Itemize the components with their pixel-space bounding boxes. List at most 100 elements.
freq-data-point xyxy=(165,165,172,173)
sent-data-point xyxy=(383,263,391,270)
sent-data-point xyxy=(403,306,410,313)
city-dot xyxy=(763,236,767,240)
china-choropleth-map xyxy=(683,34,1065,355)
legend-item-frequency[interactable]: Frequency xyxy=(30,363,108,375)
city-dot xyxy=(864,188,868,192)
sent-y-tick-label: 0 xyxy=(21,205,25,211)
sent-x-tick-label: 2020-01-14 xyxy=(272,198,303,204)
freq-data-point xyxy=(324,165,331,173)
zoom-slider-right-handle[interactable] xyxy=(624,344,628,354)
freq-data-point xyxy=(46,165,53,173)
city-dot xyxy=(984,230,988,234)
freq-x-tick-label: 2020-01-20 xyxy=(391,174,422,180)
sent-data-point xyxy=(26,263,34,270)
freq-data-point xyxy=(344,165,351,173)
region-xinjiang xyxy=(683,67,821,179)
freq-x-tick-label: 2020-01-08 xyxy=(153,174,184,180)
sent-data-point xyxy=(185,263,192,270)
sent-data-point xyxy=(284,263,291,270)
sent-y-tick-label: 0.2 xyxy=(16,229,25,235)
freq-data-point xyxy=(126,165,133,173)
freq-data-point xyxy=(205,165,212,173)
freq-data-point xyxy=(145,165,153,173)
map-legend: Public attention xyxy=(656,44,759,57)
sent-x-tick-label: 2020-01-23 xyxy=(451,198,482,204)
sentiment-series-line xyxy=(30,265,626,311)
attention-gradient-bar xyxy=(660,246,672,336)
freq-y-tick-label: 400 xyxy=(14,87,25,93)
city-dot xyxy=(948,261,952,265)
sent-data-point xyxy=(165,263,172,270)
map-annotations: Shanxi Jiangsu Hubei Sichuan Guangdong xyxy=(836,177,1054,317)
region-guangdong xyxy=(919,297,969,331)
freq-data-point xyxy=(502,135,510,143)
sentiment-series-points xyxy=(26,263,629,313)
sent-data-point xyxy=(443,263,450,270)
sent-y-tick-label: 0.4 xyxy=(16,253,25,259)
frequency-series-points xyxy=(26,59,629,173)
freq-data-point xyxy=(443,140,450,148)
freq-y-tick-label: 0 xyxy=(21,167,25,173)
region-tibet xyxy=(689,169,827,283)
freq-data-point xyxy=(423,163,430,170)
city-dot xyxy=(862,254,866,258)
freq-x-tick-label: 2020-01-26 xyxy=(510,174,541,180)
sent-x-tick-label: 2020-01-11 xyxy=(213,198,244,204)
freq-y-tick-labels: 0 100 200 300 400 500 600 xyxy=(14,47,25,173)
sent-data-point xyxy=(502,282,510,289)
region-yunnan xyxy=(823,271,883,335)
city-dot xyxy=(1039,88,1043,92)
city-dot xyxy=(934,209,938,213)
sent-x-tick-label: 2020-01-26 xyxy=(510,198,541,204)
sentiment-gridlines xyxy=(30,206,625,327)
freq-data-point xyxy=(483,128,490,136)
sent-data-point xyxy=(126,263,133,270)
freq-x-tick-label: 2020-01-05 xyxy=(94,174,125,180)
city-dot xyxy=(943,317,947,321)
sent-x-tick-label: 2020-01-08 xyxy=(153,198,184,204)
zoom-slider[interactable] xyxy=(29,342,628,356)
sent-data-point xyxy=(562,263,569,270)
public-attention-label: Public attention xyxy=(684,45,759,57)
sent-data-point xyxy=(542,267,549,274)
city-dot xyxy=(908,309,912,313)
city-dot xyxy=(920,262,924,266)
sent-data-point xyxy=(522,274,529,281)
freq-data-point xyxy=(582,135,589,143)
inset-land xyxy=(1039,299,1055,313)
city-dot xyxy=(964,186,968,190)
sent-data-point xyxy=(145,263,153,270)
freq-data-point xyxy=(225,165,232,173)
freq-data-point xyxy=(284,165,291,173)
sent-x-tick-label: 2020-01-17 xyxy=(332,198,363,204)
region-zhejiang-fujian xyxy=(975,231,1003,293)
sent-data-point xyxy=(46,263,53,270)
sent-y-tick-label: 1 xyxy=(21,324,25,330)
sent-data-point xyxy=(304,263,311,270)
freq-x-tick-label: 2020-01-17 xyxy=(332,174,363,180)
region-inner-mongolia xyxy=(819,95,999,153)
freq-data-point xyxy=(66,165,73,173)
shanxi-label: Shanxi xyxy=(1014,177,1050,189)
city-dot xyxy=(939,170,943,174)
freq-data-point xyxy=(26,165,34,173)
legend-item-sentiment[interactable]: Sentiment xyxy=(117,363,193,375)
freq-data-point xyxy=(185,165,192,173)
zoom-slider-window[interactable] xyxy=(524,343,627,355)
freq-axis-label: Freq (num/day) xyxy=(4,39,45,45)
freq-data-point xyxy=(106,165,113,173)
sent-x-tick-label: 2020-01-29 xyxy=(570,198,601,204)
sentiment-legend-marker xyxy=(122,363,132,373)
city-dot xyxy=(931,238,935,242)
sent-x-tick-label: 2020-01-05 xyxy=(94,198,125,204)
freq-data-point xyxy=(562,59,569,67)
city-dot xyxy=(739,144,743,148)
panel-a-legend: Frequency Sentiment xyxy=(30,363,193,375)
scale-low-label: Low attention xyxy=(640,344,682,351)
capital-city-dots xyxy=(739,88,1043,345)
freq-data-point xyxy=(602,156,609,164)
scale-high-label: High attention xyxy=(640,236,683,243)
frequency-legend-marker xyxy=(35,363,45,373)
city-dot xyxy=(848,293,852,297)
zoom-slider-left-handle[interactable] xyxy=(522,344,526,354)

--------------------------------------------------

TASK OBJECTIVE. Copy the entries above word for word.

RESULT BELOW.
Itemize the components with their pixel-space bounding boxes. List at most 100 elements.
freq-data-point xyxy=(165,165,172,173)
sent-data-point xyxy=(383,263,391,270)
sent-data-point xyxy=(403,306,410,313)
city-dot xyxy=(763,236,767,240)
china-choropleth-map xyxy=(683,34,1065,355)
legend-item-frequency[interactable]: Frequency xyxy=(30,363,108,375)
city-dot xyxy=(864,188,868,192)
sent-y-tick-label: 0 xyxy=(21,205,25,211)
sent-x-tick-label: 2020-01-14 xyxy=(272,198,303,204)
freq-data-point xyxy=(324,165,331,173)
zoom-slider-right-handle[interactable] xyxy=(624,344,628,354)
freq-data-point xyxy=(46,165,53,173)
city-dot xyxy=(984,230,988,234)
freq-x-tick-label: 2020-01-20 xyxy=(391,174,422,180)
sent-data-point xyxy=(26,263,34,270)
freq-data-point xyxy=(344,165,351,173)
region-xinjiang xyxy=(683,67,821,179)
freq-x-tick-label: 2020-01-08 xyxy=(153,174,184,180)
sent-data-point xyxy=(185,263,192,270)
sent-data-point xyxy=(284,263,291,270)
sent-y-tick-label: 0.2 xyxy=(16,229,25,235)
freq-data-point xyxy=(126,165,133,173)
freq-data-point xyxy=(205,165,212,173)
freq-data-point xyxy=(145,165,153,173)
map-legend: Public attention xyxy=(656,44,759,57)
sent-x-tick-label: 2020-01-23 xyxy=(451,198,482,204)
sentiment-series-line xyxy=(30,265,626,311)
attention-gradient-bar xyxy=(660,246,672,336)
freq-y-tick-label: 400 xyxy=(14,87,25,93)
city-dot xyxy=(948,261,952,265)
sent-data-point xyxy=(165,263,172,270)
map-annotations: Shanxi Jiangsu Hubei Sichuan Guangdong xyxy=(836,177,1054,317)
region-guangdong xyxy=(919,297,969,331)
freq-data-point xyxy=(502,135,510,143)
sentiment-series-points xyxy=(26,263,629,313)
sent-data-point xyxy=(443,263,450,270)
sent-y-tick-label: 0.4 xyxy=(16,253,25,259)
frequency-series-points xyxy=(26,59,629,173)
freq-data-point xyxy=(443,140,450,148)
freq-y-tick-label: 0 xyxy=(21,167,25,173)
region-tibet xyxy=(689,169,827,283)
freq-data-point xyxy=(423,163,430,170)
city-dot xyxy=(862,254,866,258)
freq-x-tick-label: 2020-01-26 xyxy=(510,174,541,180)
sent-x-tick-label: 2020-01-11 xyxy=(213,198,244,204)
freq-y-tick-labels: 0 100 200 300 400 500 600 xyxy=(14,47,25,173)
sent-data-point xyxy=(502,282,510,289)
region-yunnan xyxy=(823,271,883,335)
city-dot xyxy=(1039,88,1043,92)
city-dot xyxy=(934,209,938,213)
sent-x-tick-label: 2020-01-26 xyxy=(510,198,541,204)
sentiment-gridlines xyxy=(30,206,625,327)
freq-data-point xyxy=(483,128,490,136)
sent-data-point xyxy=(126,263,133,270)
freq-x-tick-label: 2020-01-05 xyxy=(94,174,125,180)
city-dot xyxy=(943,317,947,321)
sent-x-tick-label: 2020-01-08 xyxy=(153,198,184,204)
zoom-slider[interactable] xyxy=(29,342,628,356)
sent-data-point xyxy=(562,263,569,270)
public-attention-label: Public attention xyxy=(684,45,759,57)
sent-data-point xyxy=(542,267,549,274)
city-dot xyxy=(908,309,912,313)
city-dot xyxy=(920,262,924,266)
sent-data-point xyxy=(522,274,529,281)
freq-data-point xyxy=(582,135,589,143)
inset-land xyxy=(1039,299,1055,313)
city-dot xyxy=(964,186,968,190)
sent-data-point xyxy=(145,263,153,270)
freq-data-point xyxy=(225,165,232,173)
freq-data-point xyxy=(284,165,291,173)
sent-x-tick-label: 2020-01-17 xyxy=(332,198,363,204)
region-zhejiang-fujian xyxy=(975,231,1003,293)
sent-data-point xyxy=(46,263,53,270)
sent-y-tick-label: 1 xyxy=(21,324,25,330)
sent-data-point xyxy=(304,263,311,270)
freq-x-tick-label: 2020-01-17 xyxy=(332,174,363,180)
region-inner-mongolia xyxy=(819,95,999,153)
freq-data-point xyxy=(66,165,73,173)
shanxi-label: Shanxi xyxy=(1014,177,1050,189)
city-dot xyxy=(939,170,943,174)
freq-data-point xyxy=(26,165,34,173)
legend-item-sentiment[interactable]: Sentiment xyxy=(117,363,193,375)
freq-data-point xyxy=(185,165,192,173)
zoom-slider-window[interactable] xyxy=(524,343,627,355)
freq-axis-label: Freq (num/day) xyxy=(4,39,45,45)
freq-data-point xyxy=(106,165,113,173)
sent-x-tick-label: 2020-01-29 xyxy=(570,198,601,204)
sentiment-legend-marker xyxy=(122,363,132,373)
city-dot xyxy=(931,238,935,242)
sent-x-tick-label: 2020-01-05 xyxy=(94,198,125,204)
freq-data-point xyxy=(562,59,569,67)
city-dot xyxy=(739,144,743,148)
panel-a-legend: Frequency Sentiment xyxy=(30,363,193,375)
scale-low-label: Low attention xyxy=(640,344,682,351)
capital-city-dots xyxy=(739,88,1043,345)
freq-data-point xyxy=(602,156,609,164)
scale-high-label: High attention xyxy=(640,236,683,243)
frequency-legend-marker xyxy=(35,363,45,373)
city-dot xyxy=(848,293,852,297)
zoom-slider-left-handle[interactable] xyxy=(522,344,526,354)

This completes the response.